■ **Exercise**: All lines featuring the string "顺序志愿" are to be listed.

■ **Entries provided**:
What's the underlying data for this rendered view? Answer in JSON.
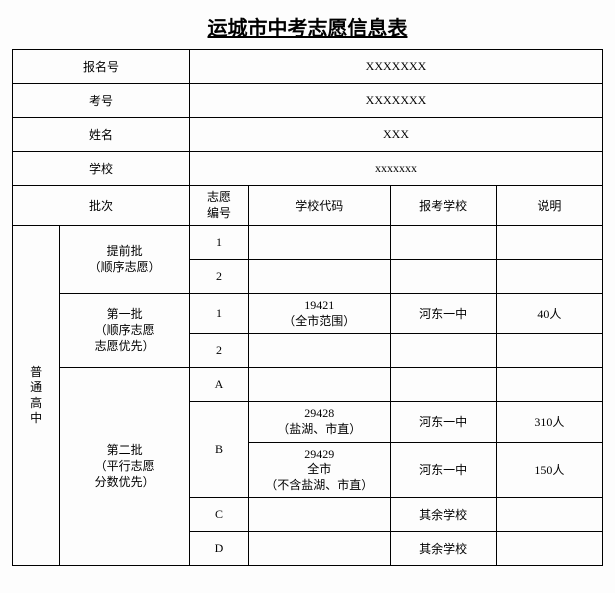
{
  "title": "运城市中考志愿信息表",
  "info_rows": [
    {
      "label": "报名号",
      "value": "XXXXXXX"
    },
    {
      "label": "考号",
      "value": "XXXXXXX"
    },
    {
      "label": "姓名",
      "value": "XXX"
    },
    {
      "label": "学校",
      "value": "xxxxxxx"
    }
  ],
  "headers": {
    "batch": "批次",
    "pref_no": "志愿\n编号",
    "school_code": "学校代码",
    "apply_school": "报考学校",
    "remark": "说明"
  },
  "side_label": "普\n通\n高\n中",
  "batches": {
    "early": "提前批\n（顺序志愿）",
    "first": "第一批\n（顺序志愿\n志愿优先）",
    "second": "第二批\n（平行志愿\n分数优先）"
  },
  "rows": [
    {
      "no": "1",
      "code": "",
      "school": "",
      "remark": ""
    },
    {
      "no": "2",
      "code": "",
      "school": "",
      "remark": ""
    },
    {
      "no": "1",
      "code": "19421\n（全市范围）",
      "school": "河东一中",
      "remark": "40人"
    },
    {
      "no": "2",
      "code": "",
      "school": "",
      "remark": ""
    },
    {
      "no": "A",
      "code": "",
      "school": "",
      "remark": ""
    },
    {
      "no": "B",
      "code": "29428\n（盐湖、市直）",
      "school": "河东一中",
      "remark": "310人"
    },
    {
      "no": "B",
      "code": "29429\n全市\n（不含盐湖、市直）",
      "school": "河东一中",
      "remark": "150人"
    },
    {
      "no": "C",
      "code": "",
      "school": "其余学校",
      "remark": ""
    },
    {
      "no": "D",
      "code": "",
      "school": "其余学校",
      "remark": ""
    }
  ],
  "colors": {
    "border": "#000000",
    "bg": "#fdfdfd",
    "text": "#000000"
  },
  "col_widths_pct": [
    8,
    22,
    10,
    24,
    18,
    18
  ]
}
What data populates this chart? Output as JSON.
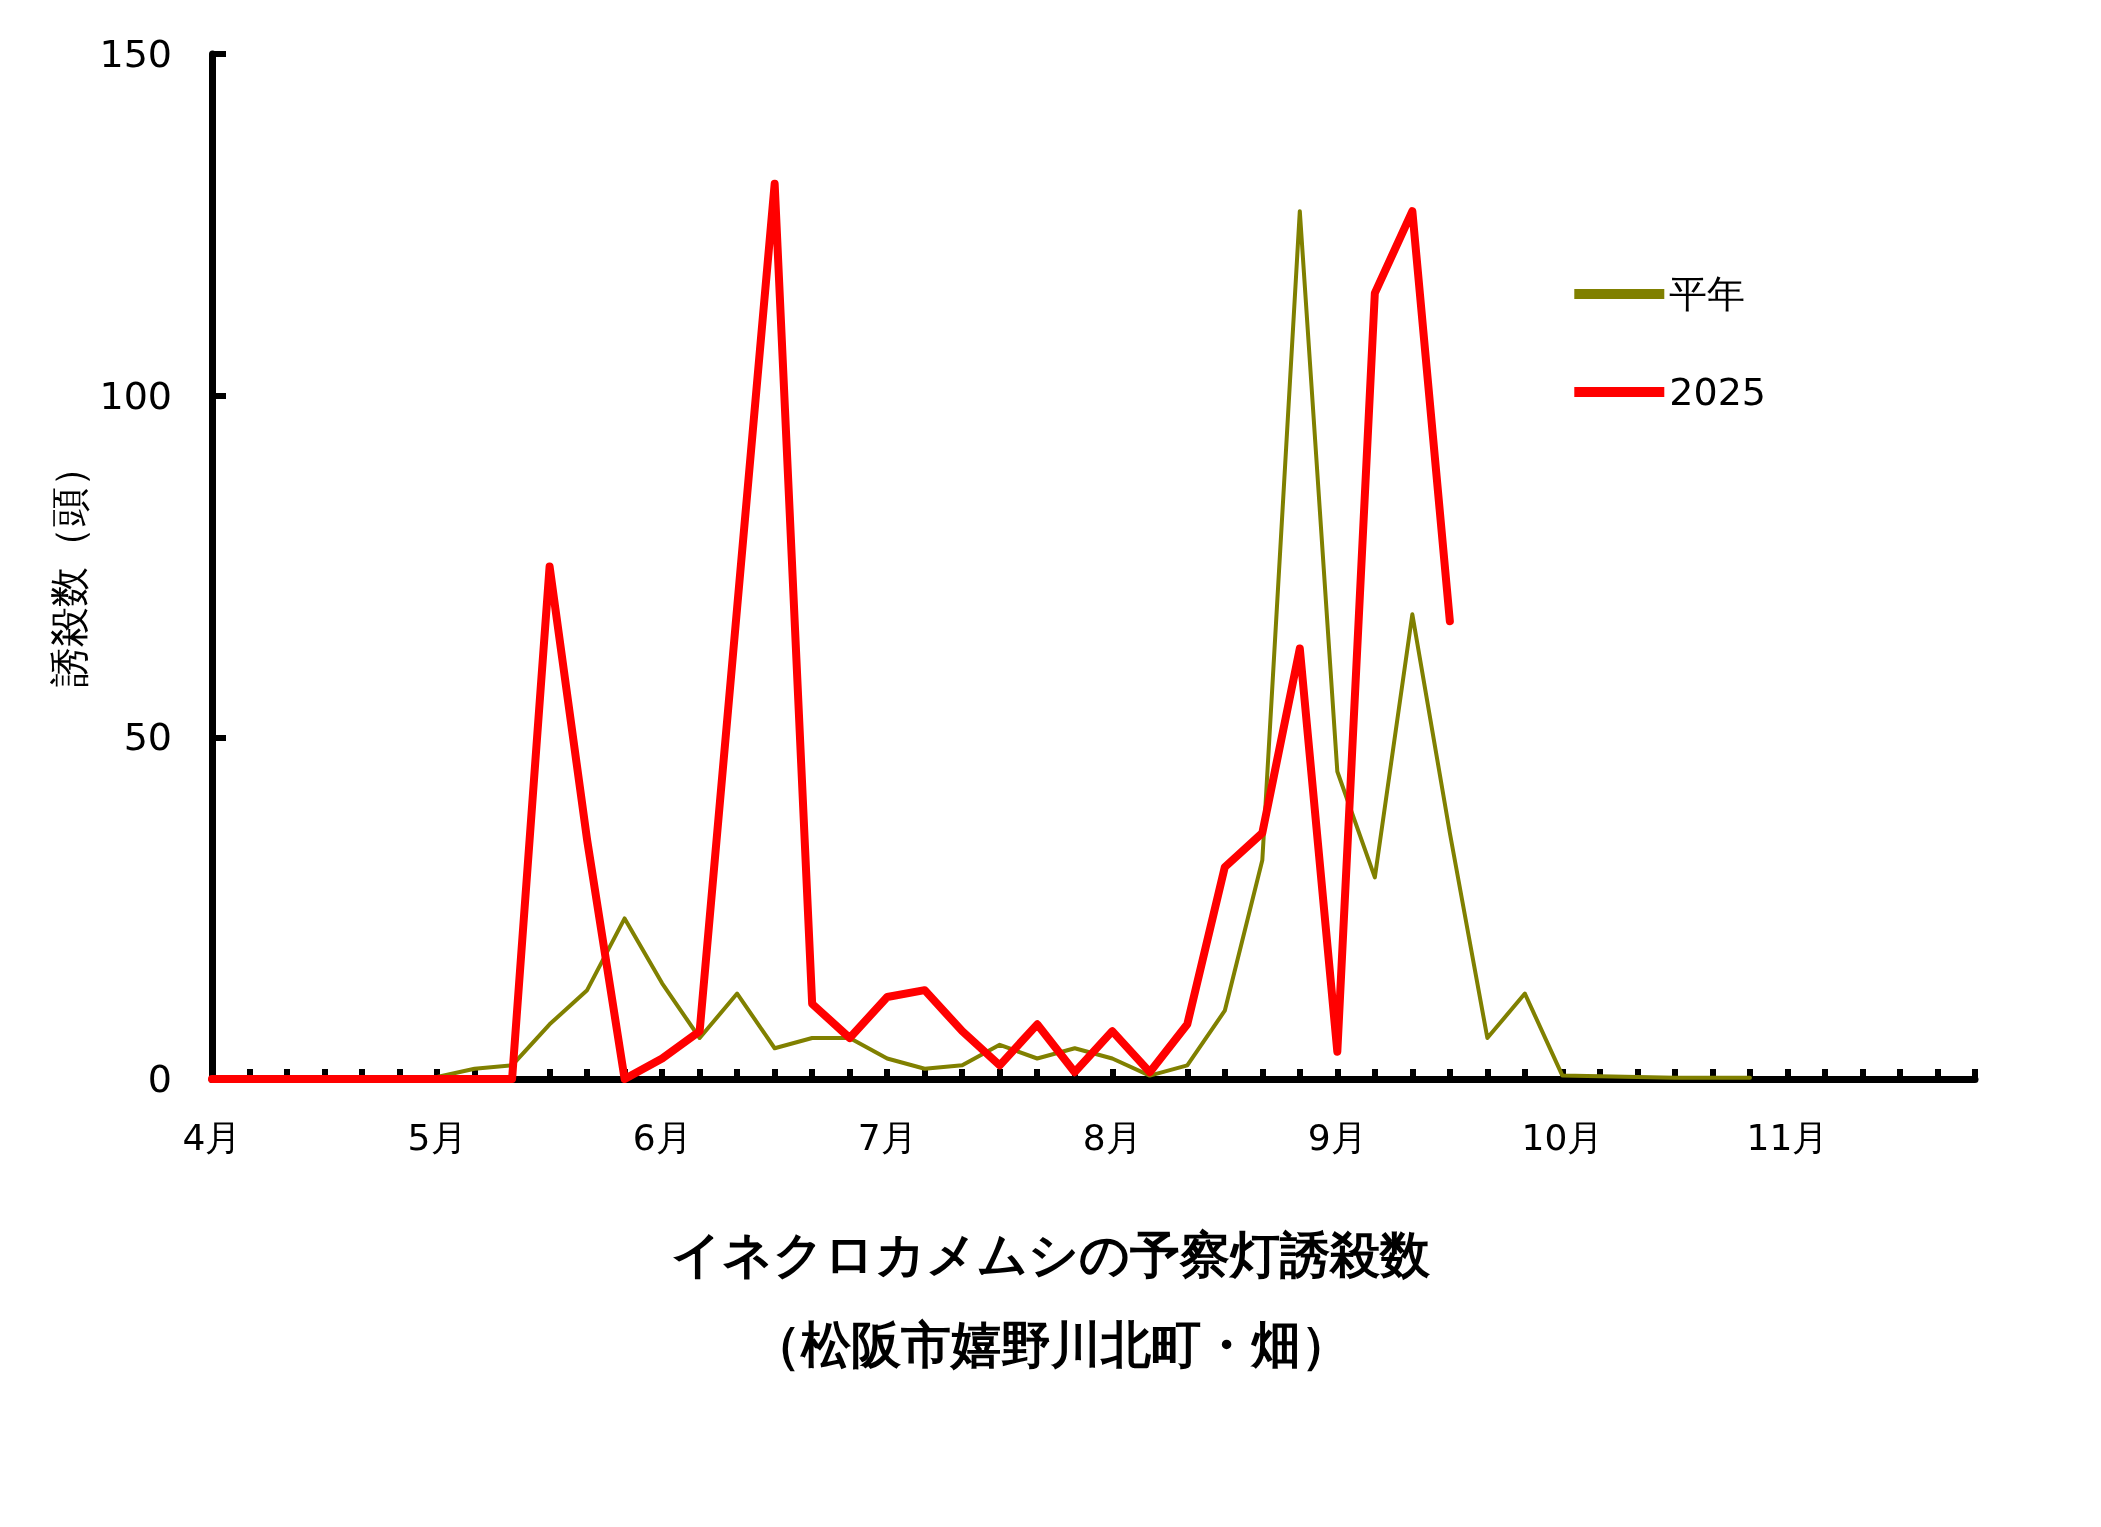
{
  "chart_data": {
    "type": "line",
    "title": "イネクロカメムシの予察灯誘殺数",
    "subtitle": "（松阪市嬉野川北町・畑）",
    "ylabel": "誘殺数（頭）",
    "categories": [
      "4月",
      null,
      null,
      null,
      null,
      null,
      "5月",
      null,
      null,
      null,
      null,
      null,
      "6月",
      null,
      null,
      null,
      null,
      null,
      "7月",
      null,
      null,
      null,
      null,
      null,
      "8月",
      null,
      null,
      null,
      null,
      null,
      "9月",
      null,
      null,
      null,
      null,
      null,
      "10月",
      null,
      null,
      null,
      null,
      null,
      "11月",
      null,
      null,
      null,
      null,
      null
    ],
    "series": [
      {
        "name": "平年",
        "color": "#808000",
        "values": [
          null,
          null,
          null,
          null,
          null,
          null,
          0.3,
          1.5,
          2,
          8,
          13,
          23.5,
          14,
          6,
          12.5,
          4.5,
          6,
          6,
          3,
          1.5,
          2,
          5,
          3,
          4.5,
          3,
          0.5,
          2,
          10,
          32,
          127,
          45,
          29.5,
          68,
          36,
          6,
          12.5,
          0.5,
          0.4,
          0.3,
          0.2,
          0.2,
          0.2,
          null,
          null,
          null,
          null,
          null,
          null
        ]
      },
      {
        "name": "2025",
        "color": "#ff0000",
        "values": [
          0,
          0,
          0,
          0,
          0,
          0,
          0,
          0,
          0,
          75,
          35,
          0,
          3,
          7,
          69,
          131,
          11,
          6,
          12,
          13,
          7,
          2,
          8,
          1,
          7,
          1,
          8,
          31,
          36,
          63,
          4,
          115,
          127,
          67,
          null,
          null,
          null,
          null,
          null,
          null,
          null,
          null,
          null,
          null,
          null,
          null,
          null,
          null
        ]
      }
    ],
    "ylim": [
      0,
      150
    ],
    "yticks": [
      0,
      50,
      100,
      150
    ],
    "grid": false,
    "legend": "top right",
    "marker": "none",
    "line_style": "solid"
  }
}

■ **Response to the exercise**:
    "early": "提前批\n（顺序志愿）",
    "first": "第一批\n（顺序志愿\n志愿优先）",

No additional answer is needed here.